Records that describe figures —

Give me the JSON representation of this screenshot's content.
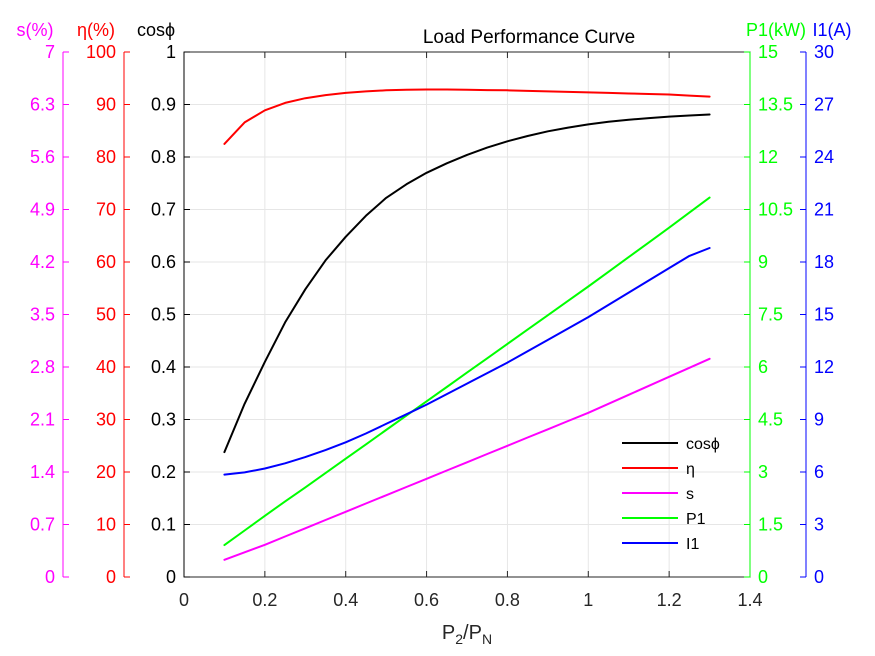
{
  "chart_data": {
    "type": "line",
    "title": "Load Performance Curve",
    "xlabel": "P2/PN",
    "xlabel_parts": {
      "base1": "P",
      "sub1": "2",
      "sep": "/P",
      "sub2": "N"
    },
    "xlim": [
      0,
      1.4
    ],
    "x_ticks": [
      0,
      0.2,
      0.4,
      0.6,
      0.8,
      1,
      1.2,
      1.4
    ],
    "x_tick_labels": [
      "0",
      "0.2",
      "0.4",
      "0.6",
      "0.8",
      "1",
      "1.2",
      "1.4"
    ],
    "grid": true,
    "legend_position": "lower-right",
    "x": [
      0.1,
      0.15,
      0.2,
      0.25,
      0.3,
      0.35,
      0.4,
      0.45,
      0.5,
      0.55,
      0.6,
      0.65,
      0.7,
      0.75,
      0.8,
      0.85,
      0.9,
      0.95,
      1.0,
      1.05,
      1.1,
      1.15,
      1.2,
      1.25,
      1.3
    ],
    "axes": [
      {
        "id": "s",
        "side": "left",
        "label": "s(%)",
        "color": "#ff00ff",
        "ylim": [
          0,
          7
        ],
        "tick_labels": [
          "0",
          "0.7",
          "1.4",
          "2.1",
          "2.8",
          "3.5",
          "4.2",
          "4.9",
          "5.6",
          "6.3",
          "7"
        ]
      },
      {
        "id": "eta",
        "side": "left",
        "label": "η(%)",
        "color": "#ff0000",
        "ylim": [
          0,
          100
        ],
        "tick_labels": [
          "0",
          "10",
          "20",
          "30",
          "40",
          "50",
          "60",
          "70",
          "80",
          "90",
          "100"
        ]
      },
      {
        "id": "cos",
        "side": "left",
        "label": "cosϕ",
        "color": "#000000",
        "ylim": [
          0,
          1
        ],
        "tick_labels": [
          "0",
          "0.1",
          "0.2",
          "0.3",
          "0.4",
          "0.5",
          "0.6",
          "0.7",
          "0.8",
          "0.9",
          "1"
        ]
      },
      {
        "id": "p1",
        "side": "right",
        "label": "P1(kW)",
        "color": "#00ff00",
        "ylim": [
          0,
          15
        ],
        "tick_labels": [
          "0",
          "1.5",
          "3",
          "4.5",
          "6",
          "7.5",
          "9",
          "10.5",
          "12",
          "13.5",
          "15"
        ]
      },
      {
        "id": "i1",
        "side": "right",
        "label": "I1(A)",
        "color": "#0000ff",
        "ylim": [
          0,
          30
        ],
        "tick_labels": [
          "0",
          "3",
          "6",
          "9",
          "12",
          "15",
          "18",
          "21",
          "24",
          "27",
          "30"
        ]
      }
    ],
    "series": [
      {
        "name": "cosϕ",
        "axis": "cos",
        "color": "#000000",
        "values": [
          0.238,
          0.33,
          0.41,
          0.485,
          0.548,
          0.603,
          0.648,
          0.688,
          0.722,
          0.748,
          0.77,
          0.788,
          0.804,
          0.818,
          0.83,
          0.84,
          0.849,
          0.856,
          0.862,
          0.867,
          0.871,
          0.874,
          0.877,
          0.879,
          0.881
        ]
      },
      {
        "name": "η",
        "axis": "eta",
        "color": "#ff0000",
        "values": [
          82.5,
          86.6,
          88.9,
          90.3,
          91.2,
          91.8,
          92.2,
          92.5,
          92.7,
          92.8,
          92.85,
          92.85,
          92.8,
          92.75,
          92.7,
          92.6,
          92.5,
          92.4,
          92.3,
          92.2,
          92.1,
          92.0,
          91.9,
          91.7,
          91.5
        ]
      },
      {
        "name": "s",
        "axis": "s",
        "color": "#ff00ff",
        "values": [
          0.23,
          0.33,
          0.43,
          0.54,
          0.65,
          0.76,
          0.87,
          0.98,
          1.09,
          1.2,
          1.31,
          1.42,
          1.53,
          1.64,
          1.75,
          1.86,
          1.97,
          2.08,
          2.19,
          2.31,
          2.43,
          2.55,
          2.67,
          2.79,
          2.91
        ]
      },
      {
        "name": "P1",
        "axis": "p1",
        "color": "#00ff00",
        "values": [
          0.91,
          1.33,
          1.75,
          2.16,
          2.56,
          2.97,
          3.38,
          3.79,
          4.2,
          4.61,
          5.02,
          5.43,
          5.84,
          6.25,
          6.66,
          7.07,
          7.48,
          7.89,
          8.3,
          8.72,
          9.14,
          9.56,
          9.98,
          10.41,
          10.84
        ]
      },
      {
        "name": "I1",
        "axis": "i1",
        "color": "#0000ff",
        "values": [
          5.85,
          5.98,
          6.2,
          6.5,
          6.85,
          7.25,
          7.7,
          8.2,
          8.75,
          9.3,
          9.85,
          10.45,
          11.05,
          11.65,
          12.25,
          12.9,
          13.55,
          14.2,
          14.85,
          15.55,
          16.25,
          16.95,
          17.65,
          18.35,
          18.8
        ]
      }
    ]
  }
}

GIVEN PROBLEM — Repeat every record precisely. Any picture among them stays out of the copy.

OUTPUT FOR THIS EXERCISE —
Give me the JSON representation of this screenshot's content.
{
  "chart_data": {
    "type": "line",
    "title": "Load Performance Curve",
    "xlabel": "P2/PN",
    "xlabel_parts": {
      "base1": "P",
      "sub1": "2",
      "sep": "/P",
      "sub2": "N"
    },
    "xlim": [
      0,
      1.4
    ],
    "x_ticks": [
      0,
      0.2,
      0.4,
      0.6,
      0.8,
      1,
      1.2,
      1.4
    ],
    "x_tick_labels": [
      "0",
      "0.2",
      "0.4",
      "0.6",
      "0.8",
      "1",
      "1.2",
      "1.4"
    ],
    "grid": true,
    "legend_position": "lower-right",
    "x": [
      0.1,
      0.15,
      0.2,
      0.25,
      0.3,
      0.35,
      0.4,
      0.45,
      0.5,
      0.55,
      0.6,
      0.65,
      0.7,
      0.75,
      0.8,
      0.85,
      0.9,
      0.95,
      1.0,
      1.05,
      1.1,
      1.15,
      1.2,
      1.25,
      1.3
    ],
    "axes": [
      {
        "id": "s",
        "side": "left",
        "label": "s(%)",
        "color": "#ff00ff",
        "ylim": [
          0,
          7
        ],
        "tick_labels": [
          "0",
          "0.7",
          "1.4",
          "2.1",
          "2.8",
          "3.5",
          "4.2",
          "4.9",
          "5.6",
          "6.3",
          "7"
        ]
      },
      {
        "id": "eta",
        "side": "left",
        "label": "η(%)",
        "color": "#ff0000",
        "ylim": [
          0,
          100
        ],
        "tick_labels": [
          "0",
          "10",
          "20",
          "30",
          "40",
          "50",
          "60",
          "70",
          "80",
          "90",
          "100"
        ]
      },
      {
        "id": "cos",
        "side": "left",
        "label": "cosϕ",
        "color": "#000000",
        "ylim": [
          0,
          1
        ],
        "tick_labels": [
          "0",
          "0.1",
          "0.2",
          "0.3",
          "0.4",
          "0.5",
          "0.6",
          "0.7",
          "0.8",
          "0.9",
          "1"
        ]
      },
      {
        "id": "p1",
        "side": "right",
        "label": "P1(kW)",
        "color": "#00ff00",
        "ylim": [
          0,
          15
        ],
        "tick_labels": [
          "0",
          "1.5",
          "3",
          "4.5",
          "6",
          "7.5",
          "9",
          "10.5",
          "12",
          "13.5",
          "15"
        ]
      },
      {
        "id": "i1",
        "side": "right",
        "label": "I1(A)",
        "color": "#0000ff",
        "ylim": [
          0,
          30
        ],
        "tick_labels": [
          "0",
          "3",
          "6",
          "9",
          "12",
          "15",
          "18",
          "21",
          "24",
          "27",
          "30"
        ]
      }
    ],
    "series": [
      {
        "name": "cosϕ",
        "axis": "cos",
        "color": "#000000",
        "values": [
          0.238,
          0.33,
          0.41,
          0.485,
          0.548,
          0.603,
          0.648,
          0.688,
          0.722,
          0.748,
          0.77,
          0.788,
          0.804,
          0.818,
          0.83,
          0.84,
          0.849,
          0.856,
          0.862,
          0.867,
          0.871,
          0.874,
          0.877,
          0.879,
          0.881
        ]
      },
      {
        "name": "η",
        "axis": "eta",
        "color": "#ff0000",
        "values": [
          82.5,
          86.6,
          88.9,
          90.3,
          91.2,
          91.8,
          92.2,
          92.5,
          92.7,
          92.8,
          92.85,
          92.85,
          92.8,
          92.75,
          92.7,
          92.6,
          92.5,
          92.4,
          92.3,
          92.2,
          92.1,
          92.0,
          91.9,
          91.7,
          91.5
        ]
      },
      {
        "name": "s",
        "axis": "s",
        "color": "#ff00ff",
        "values": [
          0.23,
          0.33,
          0.43,
          0.54,
          0.65,
          0.76,
          0.87,
          0.98,
          1.09,
          1.2,
          1.31,
          1.42,
          1.53,
          1.64,
          1.75,
          1.86,
          1.97,
          2.08,
          2.19,
          2.31,
          2.43,
          2.55,
          2.67,
          2.79,
          2.91
        ]
      },
      {
        "name": "P1",
        "axis": "p1",
        "color": "#00ff00",
        "values": [
          0.91,
          1.33,
          1.75,
          2.16,
          2.56,
          2.97,
          3.38,
          3.79,
          4.2,
          4.61,
          5.02,
          5.43,
          5.84,
          6.25,
          6.66,
          7.07,
          7.48,
          7.89,
          8.3,
          8.72,
          9.14,
          9.56,
          9.98,
          10.41,
          10.84
        ]
      },
      {
        "name": "I1",
        "axis": "i1",
        "color": "#0000ff",
        "values": [
          5.85,
          5.98,
          6.2,
          6.5,
          6.85,
          7.25,
          7.7,
          8.2,
          8.75,
          9.3,
          9.85,
          10.45,
          11.05,
          11.65,
          12.25,
          12.9,
          13.55,
          14.2,
          14.85,
          15.55,
          16.25,
          16.95,
          17.65,
          18.35,
          18.8
        ]
      }
    ]
  }
}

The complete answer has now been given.